Records from a collection

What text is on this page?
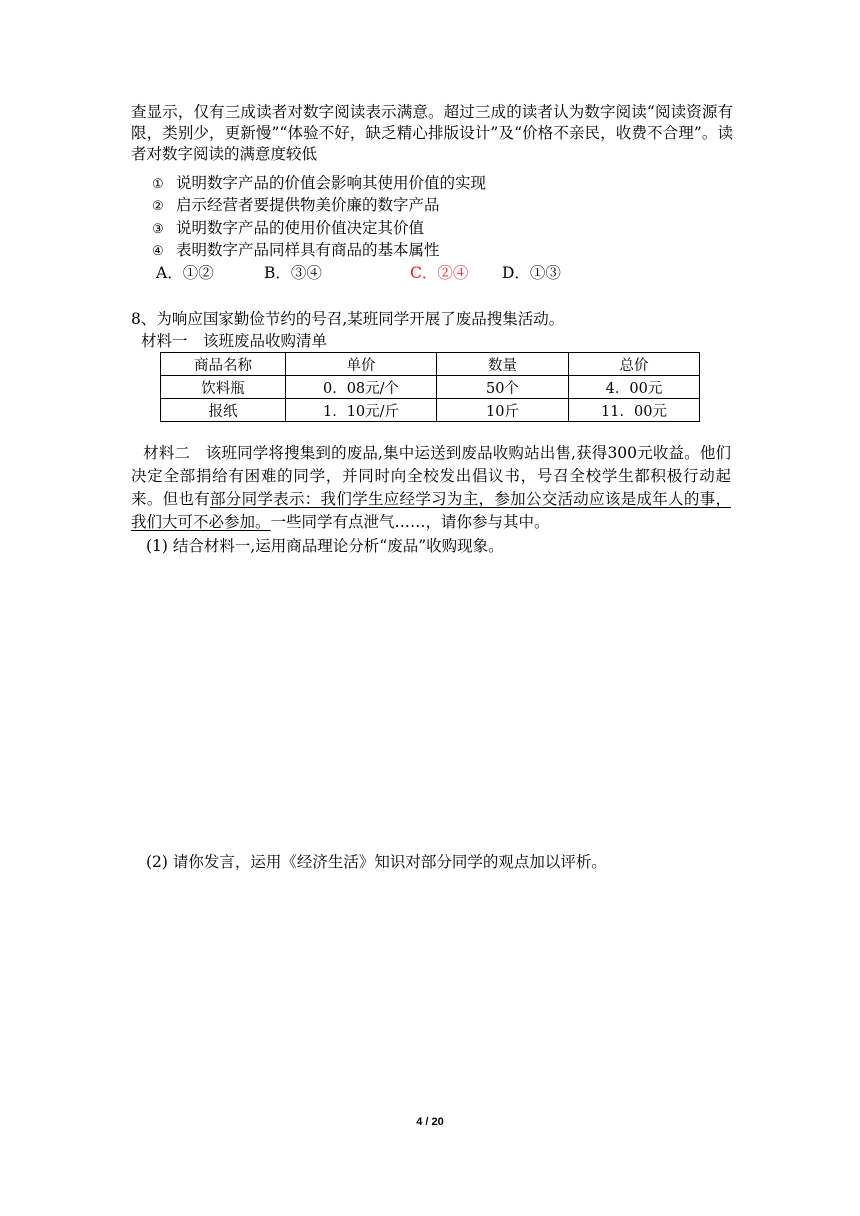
查显示，仅有三成读者对数字阅读表示满意。超过三成的读者认为数字阅读“阅读资源有限，类别少，更新慢”“体验不好，缺乏精心排版设计”及“价格不亲民，收费不合理”。读者对数字阅读的满意度较低
① 说明数字产品的价值会影响其使用价值的实现
② 启示经营者要提供物美价廉的数字产品
③ 说明数字产品的使用价值决定其价值
④ 表明数字产品同样具有商品的基本属性
A．①②	B．③④	C．②④ D．①③
8、为响应国家勤俭节约的号召,某班同学开展了废品搜集活动。
材料一　该班废品收购清单
商品名称	单价	数量	总价
饮料瓶	0．08元/个	50个	4．00元
报纸	1．10元/斤	10斤	11．00元
材料二　该班同学将搜集到的废品,集中运送到废品收购站出售,获得300元收益。他们决定全部捐给有困难的同学，并同时向全校发出倡议书，号召全校学生都积极行动起来。但也有部分同学表示：我们学生应经学习为主，参加公交活动应该是成年人的事，我们大可不必参加。一些同学有点泄气……，请你参与其中。
(1) 结合材料一,运用商品理论分析“废品”收购现象。
(2) 请你发言，运用《经济生活》知识对部分同学的观点加以评析。
4 / 20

- [PROBLEM TO WORK ON]
Print out the whole of the material word for word, without pictures.

- [RESPONSE TO THE EXERCISE]
What text is on this page?
查显示，仅有三成读者对数字阅读表示满意。超过三成的读者认为数字阅读“阅读资源有限，类别少，更新慢”“体验不好，缺乏精心排版设计”及“价格不亲民，收费不合理”。读者对数字阅读的满意度较低
① 说明数字产品的价值会影响其使用价值的实现
② 启示经营者要提供物美价廉的数字产品
③ 说明数字产品的使用价值决定其价值
④ 表明数字产品同样具有商品的基本属性
A．①②	B．③④	C．②④ D．①③
8、为响应国家勤俭节约的号召,某班同学开展了废品搜集活动。
材料一　该班废品收购清单
商品名称	单价	数量	总价
饮料瓶	0．08元/个	50个	4．00元
报纸	1．10元/斤	10斤	11．00元
材料二　该班同学将搜集到的废品,集中运送到废品收购站出售,获得300元收益。他们决定全部捐给有困难的同学，并同时向全校发出倡议书，号召全校学生都积极行动起来。但也有部分同学表示：我们学生应经学习为主，参加公交活动应该是成年人的事，我们大可不必参加。一些同学有点泄气……，请你参与其中。
(1) 结合材料一,运用商品理论分析“废品”收购现象。
(2) 请你发言，运用《经济生活》知识对部分同学的观点加以评析。
4 / 20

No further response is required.